Dataset excerpts

....

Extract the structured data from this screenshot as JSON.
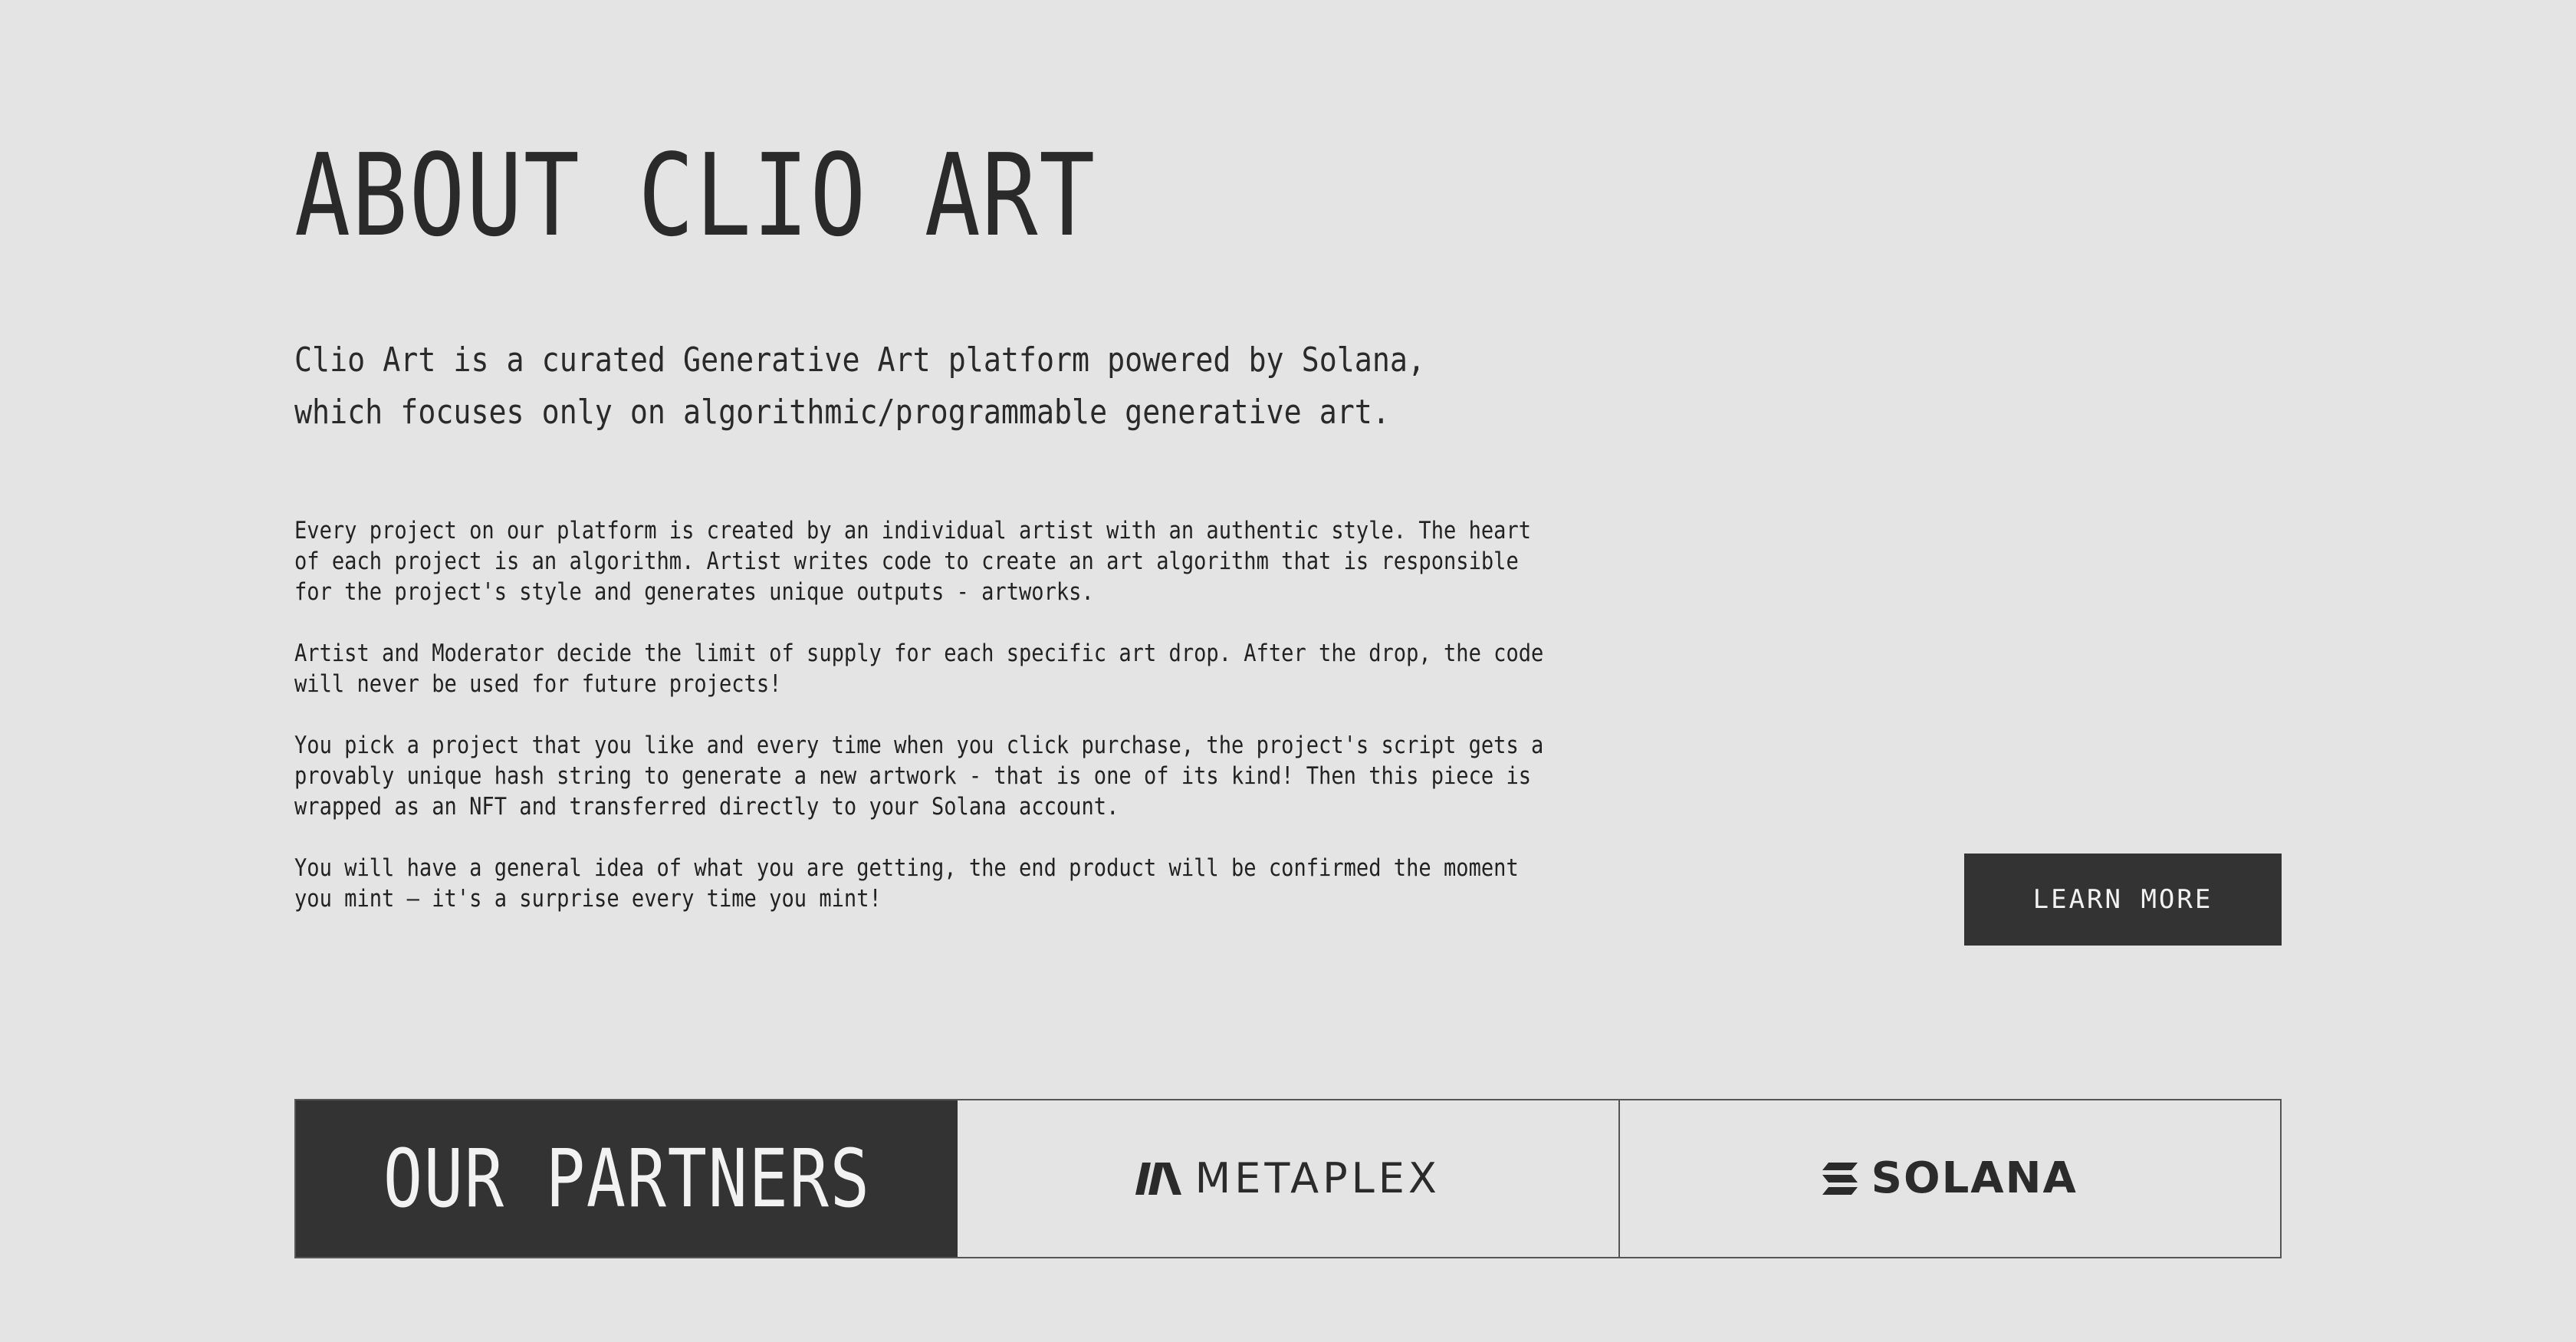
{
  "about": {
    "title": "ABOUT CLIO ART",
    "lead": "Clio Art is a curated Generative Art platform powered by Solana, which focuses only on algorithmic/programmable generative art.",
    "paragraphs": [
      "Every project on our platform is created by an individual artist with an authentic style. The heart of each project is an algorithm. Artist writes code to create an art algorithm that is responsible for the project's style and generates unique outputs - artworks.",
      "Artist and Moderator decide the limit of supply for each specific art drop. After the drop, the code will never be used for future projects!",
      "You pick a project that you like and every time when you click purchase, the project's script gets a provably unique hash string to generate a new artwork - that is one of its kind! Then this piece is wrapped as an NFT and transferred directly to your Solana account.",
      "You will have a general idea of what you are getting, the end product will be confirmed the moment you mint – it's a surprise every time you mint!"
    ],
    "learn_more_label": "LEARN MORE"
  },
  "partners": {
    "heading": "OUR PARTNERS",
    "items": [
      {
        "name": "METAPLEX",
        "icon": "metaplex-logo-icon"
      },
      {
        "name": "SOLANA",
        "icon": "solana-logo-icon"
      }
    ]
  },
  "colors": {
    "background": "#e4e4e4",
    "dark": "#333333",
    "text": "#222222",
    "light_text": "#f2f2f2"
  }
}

....

[Exercise goal] Reproduce each line exactly as it appears, omitting the pictures.

[Output of the task]
Extract the structured data from this screenshot as JSON.
{
  "about": {
    "title": "ABOUT CLIO ART",
    "lead": "Clio Art is a curated Generative Art platform powered by Solana, which focuses only on algorithmic/programmable generative art.",
    "paragraphs": [
      "Every project on our platform is created by an individual artist with an authentic style. The heart of each project is an algorithm. Artist writes code to create an art algorithm that is responsible for the project's style and generates unique outputs - artworks.",
      "Artist and Moderator decide the limit of supply for each specific art drop. After the drop, the code will never be used for future projects!",
      "You pick a project that you like and every time when you click purchase, the project's script gets a provably unique hash string to generate a new artwork - that is one of its kind! Then this piece is wrapped as an NFT and transferred directly to your Solana account.",
      "You will have a general idea of what you are getting, the end product will be confirmed the moment you mint – it's a surprise every time you mint!"
    ],
    "learn_more_label": "LEARN MORE"
  },
  "partners": {
    "heading": "OUR PARTNERS",
    "items": [
      {
        "name": "METAPLEX",
        "icon": "metaplex-logo-icon"
      },
      {
        "name": "SOLANA",
        "icon": "solana-logo-icon"
      }
    ]
  },
  "colors": {
    "background": "#e4e4e4",
    "dark": "#333333",
    "text": "#222222",
    "light_text": "#f2f2f2"
  }
}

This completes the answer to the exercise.